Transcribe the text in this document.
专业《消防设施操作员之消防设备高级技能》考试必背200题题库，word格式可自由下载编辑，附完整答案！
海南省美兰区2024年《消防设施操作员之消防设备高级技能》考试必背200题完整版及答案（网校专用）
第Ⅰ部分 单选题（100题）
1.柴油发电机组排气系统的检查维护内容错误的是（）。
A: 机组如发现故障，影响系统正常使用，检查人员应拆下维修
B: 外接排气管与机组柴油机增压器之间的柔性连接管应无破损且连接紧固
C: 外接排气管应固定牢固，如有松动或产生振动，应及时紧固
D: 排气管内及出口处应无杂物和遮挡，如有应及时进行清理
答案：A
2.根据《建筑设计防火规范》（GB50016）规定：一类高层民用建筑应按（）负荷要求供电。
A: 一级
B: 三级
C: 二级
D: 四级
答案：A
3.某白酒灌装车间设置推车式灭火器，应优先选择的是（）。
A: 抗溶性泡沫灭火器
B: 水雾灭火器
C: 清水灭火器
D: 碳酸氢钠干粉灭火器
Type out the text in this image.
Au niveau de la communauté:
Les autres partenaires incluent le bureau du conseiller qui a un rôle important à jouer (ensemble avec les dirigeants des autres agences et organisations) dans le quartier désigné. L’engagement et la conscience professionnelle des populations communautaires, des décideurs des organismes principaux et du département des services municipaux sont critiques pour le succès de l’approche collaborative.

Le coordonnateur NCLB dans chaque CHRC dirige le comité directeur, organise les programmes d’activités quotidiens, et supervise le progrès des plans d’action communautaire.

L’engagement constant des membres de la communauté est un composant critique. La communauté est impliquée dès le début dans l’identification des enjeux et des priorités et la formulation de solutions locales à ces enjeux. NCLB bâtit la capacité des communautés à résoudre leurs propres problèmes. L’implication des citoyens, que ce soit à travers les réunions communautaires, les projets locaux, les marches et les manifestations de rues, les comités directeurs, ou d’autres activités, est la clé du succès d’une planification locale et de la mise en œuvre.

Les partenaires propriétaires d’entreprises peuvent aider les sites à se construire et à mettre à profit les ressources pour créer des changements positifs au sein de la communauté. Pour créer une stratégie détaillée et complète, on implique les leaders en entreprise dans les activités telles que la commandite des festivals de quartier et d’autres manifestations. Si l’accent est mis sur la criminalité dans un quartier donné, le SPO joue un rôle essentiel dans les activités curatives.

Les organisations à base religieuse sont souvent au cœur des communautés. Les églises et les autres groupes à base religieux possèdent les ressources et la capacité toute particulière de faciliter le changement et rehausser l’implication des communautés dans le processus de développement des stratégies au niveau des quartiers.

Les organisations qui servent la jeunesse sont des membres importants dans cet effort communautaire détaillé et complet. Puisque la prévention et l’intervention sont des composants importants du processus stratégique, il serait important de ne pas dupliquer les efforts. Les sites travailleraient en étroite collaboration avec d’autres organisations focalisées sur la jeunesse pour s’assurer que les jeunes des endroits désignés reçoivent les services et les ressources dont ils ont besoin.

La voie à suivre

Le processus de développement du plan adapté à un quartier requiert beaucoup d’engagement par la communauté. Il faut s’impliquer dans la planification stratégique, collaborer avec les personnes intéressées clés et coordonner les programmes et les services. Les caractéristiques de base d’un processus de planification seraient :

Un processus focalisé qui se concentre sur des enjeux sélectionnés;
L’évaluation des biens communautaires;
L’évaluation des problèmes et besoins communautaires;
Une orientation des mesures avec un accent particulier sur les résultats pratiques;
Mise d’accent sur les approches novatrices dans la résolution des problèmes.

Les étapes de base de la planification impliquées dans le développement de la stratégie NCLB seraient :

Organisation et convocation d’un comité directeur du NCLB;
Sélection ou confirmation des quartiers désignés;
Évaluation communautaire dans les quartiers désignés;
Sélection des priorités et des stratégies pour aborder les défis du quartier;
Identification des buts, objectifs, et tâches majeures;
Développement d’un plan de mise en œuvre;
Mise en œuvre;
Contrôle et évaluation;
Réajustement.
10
══════════
◆ Given request ◆
Pull out each line of the records holding the string "partenaires".

◆ Response to the task ◆
Les autres partenaires incluent le bureau du conseiller qui a un rôle important à jouer (ensemble avec les dirigeants des autres agences et organisations) dans le quartier désigné. L’engagement et la conscience professionnelle des populations communautaires, des décideurs des organismes principaux et du département des services municipaux sont critiques pour le succès de l’approche collaborative.
Les partenaires propriétaires d’entreprises peuvent aider les sites à se construire et à mettre à profit les ressources pour créer des changements positifs au sein de la communauté. Pour créer une stratégie détaillée et complète, on implique les leaders en entreprise dans les activités telles que la commandite des festivals de quartier et d’autres manifestations. Si l’accent est mis sur la criminalité dans un quartier donné, le SPO joue un rôle essentiel dans les activités curatives.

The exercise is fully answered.